● Your objective
Each line below should be reproduced without any alteration.

Extracts from a graphics dataset
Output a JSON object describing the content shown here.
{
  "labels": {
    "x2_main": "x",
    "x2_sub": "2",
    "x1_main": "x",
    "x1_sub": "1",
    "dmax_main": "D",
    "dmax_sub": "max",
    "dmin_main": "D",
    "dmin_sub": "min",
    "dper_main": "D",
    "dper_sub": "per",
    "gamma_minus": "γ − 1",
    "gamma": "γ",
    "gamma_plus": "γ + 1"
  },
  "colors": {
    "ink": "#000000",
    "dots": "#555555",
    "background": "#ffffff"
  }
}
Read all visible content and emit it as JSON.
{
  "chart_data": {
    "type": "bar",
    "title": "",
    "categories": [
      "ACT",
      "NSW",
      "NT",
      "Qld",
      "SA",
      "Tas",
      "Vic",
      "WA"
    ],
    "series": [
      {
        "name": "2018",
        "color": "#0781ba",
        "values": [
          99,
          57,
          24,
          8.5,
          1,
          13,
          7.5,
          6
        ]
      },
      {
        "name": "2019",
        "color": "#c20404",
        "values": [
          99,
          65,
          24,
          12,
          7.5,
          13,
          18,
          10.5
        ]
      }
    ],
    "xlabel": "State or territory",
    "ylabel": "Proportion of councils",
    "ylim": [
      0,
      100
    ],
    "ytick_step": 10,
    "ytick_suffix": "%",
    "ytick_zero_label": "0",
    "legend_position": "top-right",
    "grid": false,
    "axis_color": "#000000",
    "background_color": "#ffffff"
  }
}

● Result
Output a JSON object describing the content shown here.
{
  "labels": {
    "x2_main": "x",
    "x2_sub": "2",
    "x1_main": "x",
    "x1_sub": "1",
    "dmax_main": "D",
    "dmax_sub": "max",
    "dmin_main": "D",
    "dmin_sub": "min",
    "dper_main": "D",
    "dper_sub": "per",
    "gamma_minus": "γ − 1",
    "gamma": "γ",
    "gamma_plus": "γ + 1"
  },
  "colors": {
    "ink": "#000000",
    "dots": "#555555",
    "background": "#ffffff"
  }
}
Read all visible content and emit it as JSON.
{
  "chart_data": {
    "type": "bar",
    "title": "",
    "categories": [
      "ACT",
      "NSW",
      "NT",
      "Qld",
      "SA",
      "Tas",
      "Vic",
      "WA"
    ],
    "series": [
      {
        "name": "2018",
        "color": "#0781ba",
        "values": [
          99,
          57,
          24,
          8.5,
          1,
          13,
          7.5,
          6
        ]
      },
      {
        "name": "2019",
        "color": "#c20404",
        "values": [
          99,
          65,
          24,
          12,
          7.5,
          13,
          18,
          10.5
        ]
      }
    ],
    "xlabel": "State or territory",
    "ylabel": "Proportion of councils",
    "ylim": [
      0,
      100
    ],
    "ytick_step": 10,
    "ytick_suffix": "%",
    "ytick_zero_label": "0",
    "legend_position": "top-right",
    "grid": false,
    "axis_color": "#000000",
    "background_color": "#ffffff"
  }
}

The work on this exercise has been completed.